What to produce >>
Pictures do not belong in the copy; transcribe everything else in the records exactly.

Data entries >>
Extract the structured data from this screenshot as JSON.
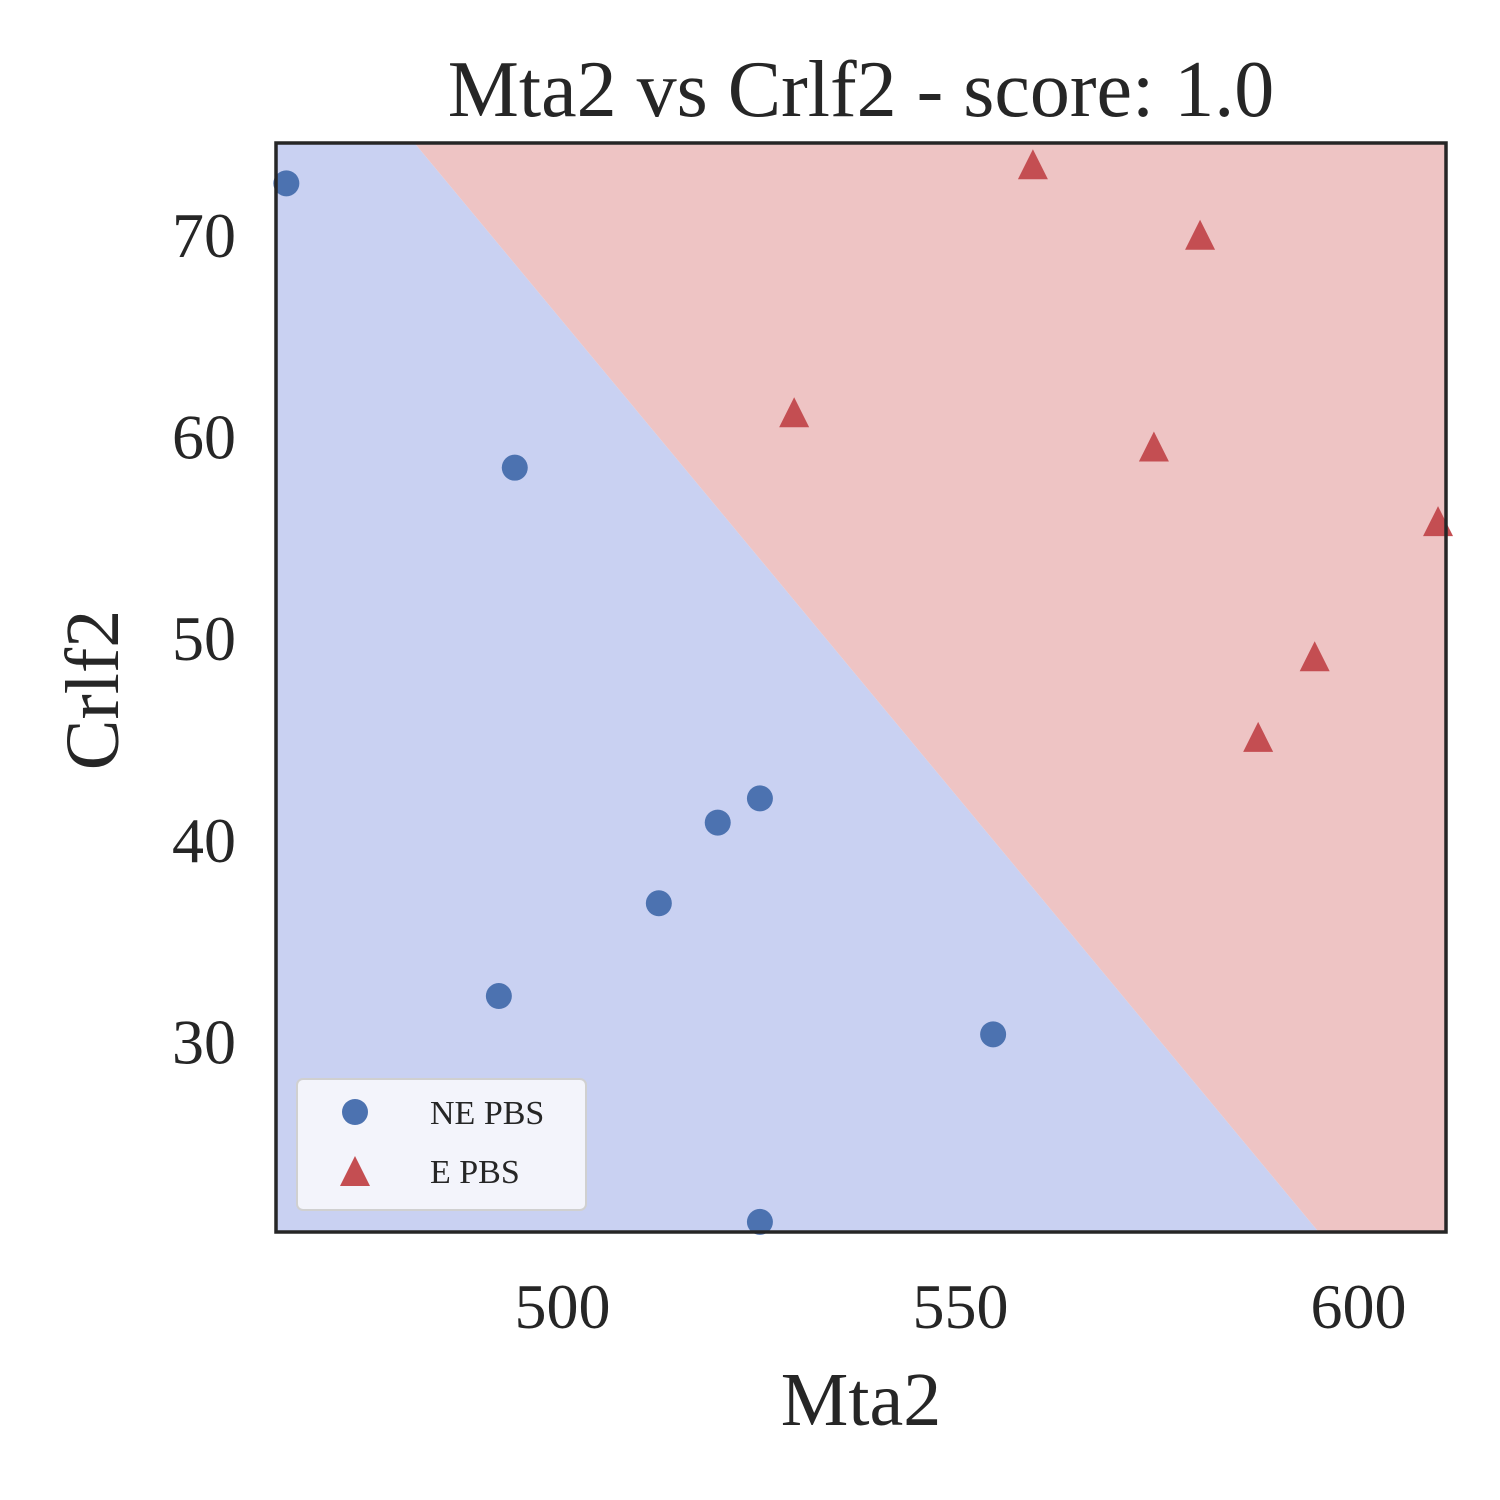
{
  "chart_data": {
    "type": "scatter",
    "title": "Mta2 vs Crlf2 - score: 1.0",
    "xlabel": "Mta2",
    "ylabel": "Crlf2",
    "xlim": [
      464,
      611
    ],
    "ylim": [
      20.5,
      74.5
    ],
    "xticks": [
      500,
      550,
      600
    ],
    "yticks": [
      30,
      40,
      50,
      60,
      70
    ],
    "xtick_labels": [
      "500",
      "550",
      "600"
    ],
    "ytick_labels": [
      "30",
      "40",
      "50",
      "60",
      "70"
    ],
    "grid": false,
    "legend_position": "lower-left",
    "decision_boundary": {
      "x": [
        481.4,
        595.0
      ]
    },
    "region_colors": {
      "NE PBS": "#c9d1f2",
      "E PBS": "#eec4c4"
    },
    "series": [
      {
        "name": "NE PBS",
        "marker": "circle",
        "color": "#4c72b0",
        "points": [
          [
            465.3,
            72.5
          ],
          [
            494.0,
            58.4
          ],
          [
            512.1,
            36.8
          ],
          [
            519.5,
            40.8
          ],
          [
            524.8,
            42.0
          ],
          [
            492.0,
            32.2
          ],
          [
            554.1,
            30.3
          ],
          [
            524.8,
            21.0
          ]
        ]
      },
      {
        "name": "E PBS",
        "marker": "triangle",
        "color": "#c44e52",
        "points": [
          [
            559.1,
            73.3
          ],
          [
            580.1,
            69.8
          ],
          [
            529.1,
            61.0
          ],
          [
            574.3,
            59.3
          ],
          [
            610.0,
            55.6
          ],
          [
            594.5,
            48.9
          ],
          [
            587.4,
            44.9
          ]
        ]
      }
    ]
  }
}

Completed exercise >>
Extract the structured data from this screenshot as JSON.
{
  "chart_data": {
    "type": "scatter",
    "title": "Mta2 vs Crlf2 - score: 1.0",
    "xlabel": "Mta2",
    "ylabel": "Crlf2",
    "xlim": [
      464,
      611
    ],
    "ylim": [
      20.5,
      74.5
    ],
    "xticks": [
      500,
      550,
      600
    ],
    "yticks": [
      30,
      40,
      50,
      60,
      70
    ],
    "xtick_labels": [
      "500",
      "550",
      "600"
    ],
    "ytick_labels": [
      "30",
      "40",
      "50",
      "60",
      "70"
    ],
    "grid": false,
    "legend_position": "lower-left",
    "decision_boundary": {
      "x": [
        481.4,
        595.0
      ]
    },
    "region_colors": {
      "NE PBS": "#c9d1f2",
      "E PBS": "#eec4c4"
    },
    "series": [
      {
        "name": "NE PBS",
        "marker": "circle",
        "color": "#4c72b0",
        "points": [
          [
            465.3,
            72.5
          ],
          [
            494.0,
            58.4
          ],
          [
            512.1,
            36.8
          ],
          [
            519.5,
            40.8
          ],
          [
            524.8,
            42.0
          ],
          [
            492.0,
            32.2
          ],
          [
            554.1,
            30.3
          ],
          [
            524.8,
            21.0
          ]
        ]
      },
      {
        "name": "E PBS",
        "marker": "triangle",
        "color": "#c44e52",
        "points": [
          [
            559.1,
            73.3
          ],
          [
            580.1,
            69.8
          ],
          [
            529.1,
            61.0
          ],
          [
            574.3,
            59.3
          ],
          [
            610.0,
            55.6
          ],
          [
            594.5,
            48.9
          ],
          [
            587.4,
            44.9
          ]
        ]
      }
    ]
  }
}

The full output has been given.